→ What is required
Lay out every line of the items below as a JSON list of strings, one string per line, and skip any blank lines.

>>>>>

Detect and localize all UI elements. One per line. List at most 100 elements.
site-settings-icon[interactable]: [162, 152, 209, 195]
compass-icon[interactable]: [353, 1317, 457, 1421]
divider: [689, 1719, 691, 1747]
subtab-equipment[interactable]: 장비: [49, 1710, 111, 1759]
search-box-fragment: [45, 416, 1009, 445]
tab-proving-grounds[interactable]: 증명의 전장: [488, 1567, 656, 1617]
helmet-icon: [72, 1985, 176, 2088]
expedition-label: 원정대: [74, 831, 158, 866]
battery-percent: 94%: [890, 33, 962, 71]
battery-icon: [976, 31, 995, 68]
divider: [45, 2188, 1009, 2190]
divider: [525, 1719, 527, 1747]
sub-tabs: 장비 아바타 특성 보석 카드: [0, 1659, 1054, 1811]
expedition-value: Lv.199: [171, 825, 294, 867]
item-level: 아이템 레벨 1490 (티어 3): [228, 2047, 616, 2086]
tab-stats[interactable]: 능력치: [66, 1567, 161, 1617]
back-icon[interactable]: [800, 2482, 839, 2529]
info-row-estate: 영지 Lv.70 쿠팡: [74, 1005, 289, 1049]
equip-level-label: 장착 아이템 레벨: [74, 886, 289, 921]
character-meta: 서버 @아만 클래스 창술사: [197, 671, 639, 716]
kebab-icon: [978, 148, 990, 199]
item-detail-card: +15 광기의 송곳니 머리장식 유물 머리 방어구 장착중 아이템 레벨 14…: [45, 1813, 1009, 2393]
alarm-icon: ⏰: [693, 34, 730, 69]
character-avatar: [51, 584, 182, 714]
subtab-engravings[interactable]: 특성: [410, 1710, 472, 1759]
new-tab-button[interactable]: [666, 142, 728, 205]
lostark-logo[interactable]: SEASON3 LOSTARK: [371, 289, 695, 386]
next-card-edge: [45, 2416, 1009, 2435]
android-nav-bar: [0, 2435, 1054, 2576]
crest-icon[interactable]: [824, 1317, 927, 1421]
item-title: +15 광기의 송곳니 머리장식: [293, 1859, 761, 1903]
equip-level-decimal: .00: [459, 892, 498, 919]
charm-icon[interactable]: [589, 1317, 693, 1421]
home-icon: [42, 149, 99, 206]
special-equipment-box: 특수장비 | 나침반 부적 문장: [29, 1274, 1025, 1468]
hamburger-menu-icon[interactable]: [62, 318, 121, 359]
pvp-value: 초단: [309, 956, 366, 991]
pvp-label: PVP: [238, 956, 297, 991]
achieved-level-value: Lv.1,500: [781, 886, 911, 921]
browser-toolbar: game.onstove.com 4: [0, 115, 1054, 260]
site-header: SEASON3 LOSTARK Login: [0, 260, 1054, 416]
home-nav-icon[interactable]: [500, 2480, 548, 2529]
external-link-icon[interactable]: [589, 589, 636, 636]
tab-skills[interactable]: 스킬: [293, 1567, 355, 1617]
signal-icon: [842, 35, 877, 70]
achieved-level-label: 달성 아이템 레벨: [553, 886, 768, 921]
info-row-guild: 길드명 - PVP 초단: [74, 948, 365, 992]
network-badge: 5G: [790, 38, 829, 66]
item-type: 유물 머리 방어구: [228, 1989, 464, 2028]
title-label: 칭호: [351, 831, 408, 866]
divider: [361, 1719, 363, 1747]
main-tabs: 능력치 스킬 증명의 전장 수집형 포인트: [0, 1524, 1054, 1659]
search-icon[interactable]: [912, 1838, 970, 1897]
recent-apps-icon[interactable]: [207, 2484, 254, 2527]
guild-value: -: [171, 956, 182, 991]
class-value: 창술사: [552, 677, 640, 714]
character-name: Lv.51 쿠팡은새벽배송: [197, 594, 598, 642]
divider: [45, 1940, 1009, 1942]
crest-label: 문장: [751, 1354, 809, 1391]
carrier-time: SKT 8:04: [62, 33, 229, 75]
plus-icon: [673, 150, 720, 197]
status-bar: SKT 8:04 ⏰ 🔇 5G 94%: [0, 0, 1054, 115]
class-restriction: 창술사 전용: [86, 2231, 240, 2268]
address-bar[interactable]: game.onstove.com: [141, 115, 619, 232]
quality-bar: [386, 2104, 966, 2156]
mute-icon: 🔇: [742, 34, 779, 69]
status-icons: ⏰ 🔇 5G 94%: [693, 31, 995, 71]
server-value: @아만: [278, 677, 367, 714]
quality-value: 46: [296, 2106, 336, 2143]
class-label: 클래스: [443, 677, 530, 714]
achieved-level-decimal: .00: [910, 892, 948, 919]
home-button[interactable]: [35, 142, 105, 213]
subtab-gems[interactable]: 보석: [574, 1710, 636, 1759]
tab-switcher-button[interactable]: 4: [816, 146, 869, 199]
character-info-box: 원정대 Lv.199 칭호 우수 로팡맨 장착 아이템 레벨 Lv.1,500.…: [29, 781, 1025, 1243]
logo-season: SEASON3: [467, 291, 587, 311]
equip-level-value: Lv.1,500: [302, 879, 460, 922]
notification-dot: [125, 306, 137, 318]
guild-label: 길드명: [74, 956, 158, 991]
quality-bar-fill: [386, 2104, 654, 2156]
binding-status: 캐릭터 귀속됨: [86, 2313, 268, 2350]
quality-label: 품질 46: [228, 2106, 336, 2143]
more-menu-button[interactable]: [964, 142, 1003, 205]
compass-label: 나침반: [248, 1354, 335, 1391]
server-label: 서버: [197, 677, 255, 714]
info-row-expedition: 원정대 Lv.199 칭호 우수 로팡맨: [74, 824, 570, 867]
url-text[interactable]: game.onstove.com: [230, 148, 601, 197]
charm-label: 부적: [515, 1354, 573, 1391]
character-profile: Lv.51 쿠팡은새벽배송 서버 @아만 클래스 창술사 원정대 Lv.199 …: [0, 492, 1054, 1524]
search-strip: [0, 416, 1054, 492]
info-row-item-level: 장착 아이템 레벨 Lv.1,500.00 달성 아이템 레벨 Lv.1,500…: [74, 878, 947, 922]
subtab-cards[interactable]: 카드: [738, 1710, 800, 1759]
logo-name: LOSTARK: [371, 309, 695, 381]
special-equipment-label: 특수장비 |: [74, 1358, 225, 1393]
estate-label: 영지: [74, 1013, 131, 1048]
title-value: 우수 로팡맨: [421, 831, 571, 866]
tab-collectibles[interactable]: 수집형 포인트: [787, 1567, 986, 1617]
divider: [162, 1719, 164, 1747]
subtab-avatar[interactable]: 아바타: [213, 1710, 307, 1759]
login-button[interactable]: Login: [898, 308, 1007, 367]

<<<<<

→ The solution
[
  "Detect and localize all UI elements. One per line. List at most 100 elements.",
  "site-settings-icon[interactable]: [162, 152, 209, 195]",
  "compass-icon[interactable]: [353, 1317, 457, 1421]",
  "divider: [689, 1719, 691, 1747]",
  "subtab-equipment[interactable]: 장비: [49, 1710, 111, 1759]",
  "search-box-fragment: [45, 416, 1009, 445]",
  "tab-proving-grounds[interactable]: 증명의 전장: [488, 1567, 656, 1617]",
  "helmet-icon: [72, 1985, 176, 2088]",
  "expedition-label: 원정대: [74, 831, 158, 866]",
  "battery-percent: 94%: [890, 33, 962, 71]",
  "battery-icon: [976, 31, 995, 68]",
  "divider: [45, 2188, 1009, 2190]",
  "divider: [525, 1719, 527, 1747]",
  "sub-tabs: 장비 아바타 특성 보석 카드: [0, 1659, 1054, 1811]",
  "expedition-value: Lv.199: [171, 825, 294, 867]",
  "item-level: 아이템 레벨 1490 (티어 3): [228, 2047, 616, 2086]",
  "tab-stats[interactable]: 능력치: [66, 1567, 161, 1617]",
  "back-icon[interactable]: [800, 2482, 839, 2529]",
  "info-row-estate: 영지 Lv.70 쿠팡: [74, 1005, 289, 1049]",
  "equip-level-label: 장착 아이템 레벨: [74, 886, 289, 921]",
  "character-meta: 서버 @아만 클래스 창술사: [197, 671, 639, 716]",
  "kebab-icon: [978, 148, 990, 199]",
  "item-detail-card: +15 광기의 송곳니 머리장식 유물 머리 방어구 장착중 아이템 레벨 14…: [45, 1813, 1009, 2393]",
  "alarm-icon: ⏰: [693, 34, 730, 69]",
  "character-avatar: [51, 584, 182, 714]",
  "subtab-engravings[interactable]: 특성: [410, 1710, 472, 1759]",
  "new-tab-button[interactable]: [666, 142, 728, 205]",
  "lostark-logo[interactable]: SEASON3 LOSTARK: [371, 289, 695, 386]",
  "next-card-edge: [45, 2416, 1009, 2435]",
  "android-nav-bar: [0, 2435, 1054, 2576]",
  "crest-icon[interactable]: [824, 1317, 927, 1421]",
  "item-title: +15 광기의 송곳니 머리장식: [293, 1859, 761, 1903]",
  "equip-level-decimal: .00: [459, 892, 498, 919]",
  "charm-icon[interactable]: [589, 1317, 693, 1421]",
  "home-icon: [42, 149, 99, 206]",
  "special-equipment-box: 특수장비 | 나침반 부적 문장: [29, 1274, 1025, 1468]",
  "hamburger-menu-icon[interactable]: [62, 318, 121, 359]",
  "pvp-value: 초단: [309, 956, 366, 991]",
  "pvp-label: PVP: [238, 956, 297, 991]",
  "achieved-level-value: Lv.1,500: [781, 886, 911, 921]",
  "browser-toolbar: game.onstove.com 4: [0, 115, 1054, 260]",
  "site-header: SEASON3 LOSTARK Login: [0, 260, 1054, 416]",
  "home-nav-icon[interactable]: [500, 2480, 548, 2529]",
  "external-link-icon[interactable]: [589, 589, 636, 636]",
  "tab-skills[interactable]: 스킬: [293, 1567, 355, 1617]",
  "signal-icon: [842, 35, 877, 70]",
  "achieved-level-label: 달성 아이템 레벨: [553, 886, 768, 921]",
  "info-row-guild: 길드명 - PVP 초단: [74, 948, 365, 992]",
  "network-badge: 5G: [790, 38, 829, 66]",
  "item-type: 유물 머리 방어구: [228, 1989, 464, 2028]",
  "title-label: 칭호: [351, 831, 408, 866]",
  "divider: [361, 1719, 363, 1747]",
  "main-tabs: 능력치 스킬 증명의 전장 수집형 포인트: [0, 1524, 1054, 1659]",
  "search-icon[interactable]: [912, 1838, 970, 1897]",
  "recent-apps-icon[interactable]: [207, 2484, 254, 2527]",
  "guild-value: -: [171, 956, 182, 991]",
  "class-value: 창술사: [552, 677, 640, 714]",
  "character-name: Lv.51 쿠팡은새벽배송: [197, 594, 598, 642]",
  "divider: [45, 1940, 1009, 1942]",
  "crest-label: 문장: [751, 1354, 809, 1391]",
  "carrier-time: SKT 8:04: [62, 33, 229, 75]",
  "plus-icon: [673, 150, 720, 197]",
  "status-bar: SKT 8:04 ⏰ 🔇 5G 94%: [0, 0, 1054, 115]",
  "class-restriction: 창술사 전용: [86, 2231, 240, 2268]",
  "address-bar[interactable]: game.onstove.com: [141, 115, 619, 232]",
  "quality-bar: [386, 2104, 966, 2156]",
  "mute-icon: 🔇: [742, 34, 779, 69]",
  "status-icons: ⏰ 🔇 5G 94%: [693, 31, 995, 71]",
  "server-value: @아만: [278, 677, 367, 714]",
  "quality-value: 46: [296, 2106, 336, 2143]",
  "class-label: 클래스: [443, 677, 530, 714]",
  "achieved-level-decimal: .00: [910, 892, 948, 919]",
  "home-button[interactable]: [35, 142, 105, 213]",
  "subtab-gems[interactable]: 보석: [574, 1710, 636, 1759]",
  "tab-switcher-button[interactable]: 4: [816, 146, 869, 199]",
  "character-info-box: 원정대 Lv.199 칭호 우수 로팡맨 장착 아이템 레벨 Lv.1,500.…: [29, 781, 1025, 1243]",
  "logo-season: SEASON3: [467, 291, 587, 311]",
  "equip-level-value: Lv.1,500: [302, 879, 460, 922]",
  "notification-dot: [125, 306, 137, 318]",
  "guild-label: 길드명: [74, 956, 158, 991]",
  "quality-bar-fill: [386, 2104, 654, 2156]",
  "binding-status: 캐릭터 귀속됨: [86, 2313, 268, 2350]",
  "quality-label: 품질 46: [228, 2106, 336, 2143]",
  "more-menu-button[interactable]: [964, 142, 1003, 205]",
  "compass-label: 나침반: [248, 1354, 335, 1391]",
  "server-label: 서버: [197, 677, 255, 714]",
  "info-row-expedition: 원정대 Lv.199 칭호 우수 로팡맨: [74, 824, 570, 867]",
  "url-text[interactable]: game.onstove.com: [230, 148, 601, 197]",
  "charm-label: 부적: [515, 1354, 573, 1391]",
  "character-profile: Lv.51 쿠팡은새벽배송 서버 @아만 클래스 창술사 원정대 Lv.199 …: [0, 492, 1054, 1524]",
  "search-strip: [0, 416, 1054, 492]",
  "info-row-item-level: 장착 아이템 레벨 Lv.1,500.00 달성 아이템 레벨 Lv.1,500…: [74, 878, 947, 922]",
  "subtab-cards[interactable]: 카드: [738, 1710, 800, 1759]",
  "logo-name: LOSTARK: [371, 309, 695, 381]",
  "special-equipment-label: 특수장비 |: [74, 1358, 225, 1393]",
  "estate-label: 영지: [74, 1013, 131, 1048]",
  "title-value: 우수 로팡맨: [421, 831, 571, 866]",
  "tab-collectibles[interactable]: 수집형 포인트: [787, 1567, 986, 1617]",
  "divider: [162, 1719, 164, 1747]",
  "subtab-avatar[interactable]: 아바타: [213, 1710, 307, 1759]",
  "login-button[interactable]: Login: [898, 308, 1007, 367]"
]